:: What you are asked to do ::
Find each line in the material below that contains the word "تاريخ", and copy those lines.

— begin Material for this exercise —

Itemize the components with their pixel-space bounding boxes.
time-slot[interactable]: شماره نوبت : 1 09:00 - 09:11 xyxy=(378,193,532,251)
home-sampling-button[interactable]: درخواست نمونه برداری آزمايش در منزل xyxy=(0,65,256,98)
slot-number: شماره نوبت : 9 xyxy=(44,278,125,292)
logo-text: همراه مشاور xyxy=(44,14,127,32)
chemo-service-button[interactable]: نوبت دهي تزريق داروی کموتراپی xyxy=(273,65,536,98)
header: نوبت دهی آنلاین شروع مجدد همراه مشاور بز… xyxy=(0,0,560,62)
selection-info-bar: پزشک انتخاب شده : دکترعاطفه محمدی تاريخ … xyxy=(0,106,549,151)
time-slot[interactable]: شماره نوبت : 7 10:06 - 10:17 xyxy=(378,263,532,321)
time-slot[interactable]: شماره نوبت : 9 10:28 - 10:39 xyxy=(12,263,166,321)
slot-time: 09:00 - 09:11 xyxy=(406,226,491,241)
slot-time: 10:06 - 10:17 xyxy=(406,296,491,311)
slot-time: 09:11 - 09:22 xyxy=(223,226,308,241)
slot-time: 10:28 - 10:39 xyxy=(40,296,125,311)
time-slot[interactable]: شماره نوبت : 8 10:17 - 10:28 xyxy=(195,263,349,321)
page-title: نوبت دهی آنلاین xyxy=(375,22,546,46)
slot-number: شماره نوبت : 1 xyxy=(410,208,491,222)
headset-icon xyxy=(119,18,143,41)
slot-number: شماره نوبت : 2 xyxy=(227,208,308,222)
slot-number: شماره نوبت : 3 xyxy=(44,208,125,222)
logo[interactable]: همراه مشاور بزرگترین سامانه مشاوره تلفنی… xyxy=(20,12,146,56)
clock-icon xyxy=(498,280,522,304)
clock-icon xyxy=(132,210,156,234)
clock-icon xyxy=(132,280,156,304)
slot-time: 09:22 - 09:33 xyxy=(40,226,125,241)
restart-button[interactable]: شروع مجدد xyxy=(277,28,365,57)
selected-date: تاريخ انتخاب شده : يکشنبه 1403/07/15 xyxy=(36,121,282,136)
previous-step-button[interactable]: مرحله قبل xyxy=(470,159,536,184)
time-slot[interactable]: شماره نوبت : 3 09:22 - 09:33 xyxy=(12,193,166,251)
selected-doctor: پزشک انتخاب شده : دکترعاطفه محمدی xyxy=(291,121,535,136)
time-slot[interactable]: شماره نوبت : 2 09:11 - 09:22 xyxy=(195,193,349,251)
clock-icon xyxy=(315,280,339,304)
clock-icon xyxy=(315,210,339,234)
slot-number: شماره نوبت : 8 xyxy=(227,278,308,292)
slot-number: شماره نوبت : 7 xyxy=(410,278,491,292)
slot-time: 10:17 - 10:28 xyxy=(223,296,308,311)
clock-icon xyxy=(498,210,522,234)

— end Material for this exercise —

:: Exercise result ::
selection-info-bar: پزشک انتخاب شده : دکترعاطفه محمدی تاريخ … xyxy=(0,106,549,151)
selected-date: تاريخ انتخاب شده : يکشنبه 1403/07/15 xyxy=(36,121,282,136)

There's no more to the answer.